• _Set problem_:
Return the listing word for word, from its first line through the line containing "y-tick-label: $1.5: [48, 212, 84, 232]", including both of those lines.

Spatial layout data
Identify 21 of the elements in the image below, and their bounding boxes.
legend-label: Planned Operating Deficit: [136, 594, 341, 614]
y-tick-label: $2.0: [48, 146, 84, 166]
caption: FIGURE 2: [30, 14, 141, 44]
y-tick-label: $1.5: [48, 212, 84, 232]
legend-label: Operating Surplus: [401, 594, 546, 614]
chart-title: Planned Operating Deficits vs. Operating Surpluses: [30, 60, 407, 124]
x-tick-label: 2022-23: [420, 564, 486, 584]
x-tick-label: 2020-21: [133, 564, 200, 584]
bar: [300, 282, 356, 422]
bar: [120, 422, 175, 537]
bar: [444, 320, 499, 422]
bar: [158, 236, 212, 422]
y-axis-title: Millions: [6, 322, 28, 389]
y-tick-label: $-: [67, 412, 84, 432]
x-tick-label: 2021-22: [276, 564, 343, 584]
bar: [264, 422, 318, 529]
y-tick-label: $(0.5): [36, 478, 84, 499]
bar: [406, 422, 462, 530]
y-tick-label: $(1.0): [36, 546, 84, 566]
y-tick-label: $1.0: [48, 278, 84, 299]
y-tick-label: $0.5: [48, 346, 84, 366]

• _Finished answer_:
Identify 21 of the elements in the image below, and their bounding boxes.
legend-label: Planned Operating Deficit: [136, 594, 341, 614]
y-tick-label: $2.0: [48, 146, 84, 166]
caption: FIGURE 2: [30, 14, 141, 44]
y-tick-label: $1.5: [48, 212, 84, 232]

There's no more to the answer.